DATA SECTION start

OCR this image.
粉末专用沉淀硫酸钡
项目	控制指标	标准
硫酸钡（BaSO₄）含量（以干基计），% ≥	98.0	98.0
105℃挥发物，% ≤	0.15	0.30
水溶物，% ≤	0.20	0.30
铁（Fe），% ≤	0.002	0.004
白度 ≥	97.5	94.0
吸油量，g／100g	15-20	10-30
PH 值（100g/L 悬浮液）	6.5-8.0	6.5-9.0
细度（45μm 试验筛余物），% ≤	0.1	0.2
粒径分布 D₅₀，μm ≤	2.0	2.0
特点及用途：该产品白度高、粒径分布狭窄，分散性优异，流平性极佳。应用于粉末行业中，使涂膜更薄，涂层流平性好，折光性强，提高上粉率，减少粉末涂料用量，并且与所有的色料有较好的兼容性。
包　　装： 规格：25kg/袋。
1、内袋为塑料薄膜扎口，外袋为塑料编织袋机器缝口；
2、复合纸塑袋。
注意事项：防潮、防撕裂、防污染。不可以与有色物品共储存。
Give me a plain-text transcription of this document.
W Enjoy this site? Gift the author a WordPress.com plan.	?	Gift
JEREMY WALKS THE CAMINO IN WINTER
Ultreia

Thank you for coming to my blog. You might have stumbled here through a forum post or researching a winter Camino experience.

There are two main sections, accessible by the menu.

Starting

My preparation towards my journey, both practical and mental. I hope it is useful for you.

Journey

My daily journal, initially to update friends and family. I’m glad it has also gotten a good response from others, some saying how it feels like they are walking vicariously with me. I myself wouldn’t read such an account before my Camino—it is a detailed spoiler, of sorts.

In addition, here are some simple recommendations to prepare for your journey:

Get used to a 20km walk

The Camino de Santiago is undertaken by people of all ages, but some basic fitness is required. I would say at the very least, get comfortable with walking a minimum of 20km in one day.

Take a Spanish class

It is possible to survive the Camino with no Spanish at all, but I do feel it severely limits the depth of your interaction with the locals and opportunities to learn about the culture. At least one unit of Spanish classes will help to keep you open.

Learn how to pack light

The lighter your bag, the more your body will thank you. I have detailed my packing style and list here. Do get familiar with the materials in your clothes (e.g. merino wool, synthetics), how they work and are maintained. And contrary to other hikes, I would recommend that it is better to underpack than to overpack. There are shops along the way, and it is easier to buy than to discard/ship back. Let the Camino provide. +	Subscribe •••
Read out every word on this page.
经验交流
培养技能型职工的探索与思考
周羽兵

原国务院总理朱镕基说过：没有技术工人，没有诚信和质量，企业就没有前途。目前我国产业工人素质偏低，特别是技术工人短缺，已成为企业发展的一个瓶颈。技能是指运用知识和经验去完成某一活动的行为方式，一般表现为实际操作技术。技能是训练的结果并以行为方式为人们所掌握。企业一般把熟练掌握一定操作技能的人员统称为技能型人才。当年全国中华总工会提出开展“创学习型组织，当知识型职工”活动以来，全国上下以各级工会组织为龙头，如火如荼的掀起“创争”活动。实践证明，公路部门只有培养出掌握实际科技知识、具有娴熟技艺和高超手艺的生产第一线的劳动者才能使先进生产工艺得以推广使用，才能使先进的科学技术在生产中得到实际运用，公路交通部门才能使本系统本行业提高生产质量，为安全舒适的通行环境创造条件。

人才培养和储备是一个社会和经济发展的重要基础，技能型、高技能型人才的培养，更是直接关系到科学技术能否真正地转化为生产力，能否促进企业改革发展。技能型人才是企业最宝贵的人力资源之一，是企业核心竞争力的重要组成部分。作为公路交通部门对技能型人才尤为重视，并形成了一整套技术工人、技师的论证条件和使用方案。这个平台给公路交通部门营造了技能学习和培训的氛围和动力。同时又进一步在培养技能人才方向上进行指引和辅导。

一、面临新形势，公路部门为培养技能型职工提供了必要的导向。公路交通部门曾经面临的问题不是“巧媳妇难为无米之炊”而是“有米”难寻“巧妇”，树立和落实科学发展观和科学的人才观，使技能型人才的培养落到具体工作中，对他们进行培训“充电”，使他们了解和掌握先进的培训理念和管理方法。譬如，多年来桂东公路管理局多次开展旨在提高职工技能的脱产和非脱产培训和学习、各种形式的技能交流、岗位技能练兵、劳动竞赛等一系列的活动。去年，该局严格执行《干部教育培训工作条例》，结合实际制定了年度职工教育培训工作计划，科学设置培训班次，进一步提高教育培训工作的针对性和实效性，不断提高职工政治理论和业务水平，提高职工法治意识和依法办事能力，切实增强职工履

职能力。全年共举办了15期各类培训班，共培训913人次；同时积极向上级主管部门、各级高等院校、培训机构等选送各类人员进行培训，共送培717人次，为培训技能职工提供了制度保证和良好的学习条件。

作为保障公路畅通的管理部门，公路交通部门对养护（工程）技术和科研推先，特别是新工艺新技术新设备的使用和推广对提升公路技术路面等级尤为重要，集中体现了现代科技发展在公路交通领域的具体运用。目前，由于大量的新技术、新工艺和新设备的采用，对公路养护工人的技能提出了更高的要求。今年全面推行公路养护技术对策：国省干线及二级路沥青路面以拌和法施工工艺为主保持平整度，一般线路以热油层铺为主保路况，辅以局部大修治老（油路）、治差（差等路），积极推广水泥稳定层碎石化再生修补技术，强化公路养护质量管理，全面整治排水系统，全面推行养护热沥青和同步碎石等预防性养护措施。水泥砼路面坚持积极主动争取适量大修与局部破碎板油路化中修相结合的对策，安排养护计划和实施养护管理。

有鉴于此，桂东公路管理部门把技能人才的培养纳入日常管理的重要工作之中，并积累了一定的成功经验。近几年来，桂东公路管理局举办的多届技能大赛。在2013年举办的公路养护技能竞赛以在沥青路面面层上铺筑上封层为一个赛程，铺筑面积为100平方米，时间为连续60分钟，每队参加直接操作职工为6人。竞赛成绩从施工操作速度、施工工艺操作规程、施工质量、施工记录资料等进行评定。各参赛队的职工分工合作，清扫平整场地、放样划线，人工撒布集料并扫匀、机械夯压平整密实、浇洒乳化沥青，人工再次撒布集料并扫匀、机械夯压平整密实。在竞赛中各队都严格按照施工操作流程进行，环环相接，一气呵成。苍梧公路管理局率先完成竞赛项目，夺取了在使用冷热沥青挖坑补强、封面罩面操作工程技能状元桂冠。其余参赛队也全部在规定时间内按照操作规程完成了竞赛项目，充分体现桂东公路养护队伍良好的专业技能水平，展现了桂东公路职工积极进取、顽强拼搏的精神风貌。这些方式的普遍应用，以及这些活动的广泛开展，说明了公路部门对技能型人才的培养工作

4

DATA SECTION end

## WHAT TO WORK ON
Looking at the records above, work out how many lines include the string "will". Give the number and nothing else.

## FULL ANSWER
2